----- Data for the task

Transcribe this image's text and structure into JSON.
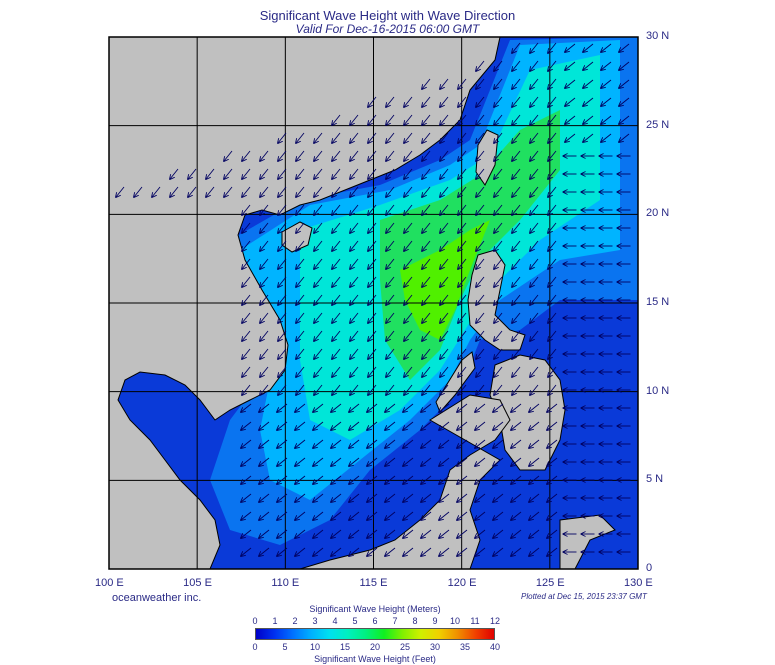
{
  "title": "Significant Wave Height with Wave Direction",
  "subtitle": "Valid For Dec-16-2015 06:00 GMT",
  "map": {
    "lon_range": [
      100,
      130
    ],
    "lat_range": [
      0,
      30
    ],
    "lon_labels": [
      "100 E",
      "105 E",
      "110 E",
      "115 E",
      "120 E",
      "125 E",
      "130 E"
    ],
    "lat_labels": [
      "30 N",
      "25 N",
      "20 N",
      "15 N",
      "10 N",
      "5 N",
      "0"
    ],
    "land_color": "#c0c0c0",
    "grid": true,
    "dominant_wave_direction": "toward southwest",
    "arrow_color": "#000060"
  },
  "brand": "oceanweather inc.",
  "plotted": "Plotted at Dec 15, 2015 23:37 GMT",
  "colorbar": {
    "meters_title": "Significant Wave Height (Meters)",
    "feet_title": "Significant Wave Height (Feet)",
    "meters_ticks": [
      "0",
      "1",
      "2",
      "3",
      "4",
      "5",
      "6",
      "7",
      "8",
      "9",
      "10",
      "11",
      "12"
    ],
    "feet_ticks": [
      "0",
      "5",
      "10",
      "15",
      "20",
      "25",
      "30",
      "35",
      "40"
    ],
    "colors": [
      "#0000c8",
      "#0030f0",
      "#0070ff",
      "#00b0ff",
      "#00e0f0",
      "#00f0c0",
      "#00f080",
      "#10f020",
      "#80f000",
      "#d0f000",
      "#f0d000",
      "#f09000",
      "#f04000",
      "#e00000"
    ]
  }
}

----------

Report how many lines in the listing include the word "Significant". Give nothing but the count.

▸ **Exercise response**: 3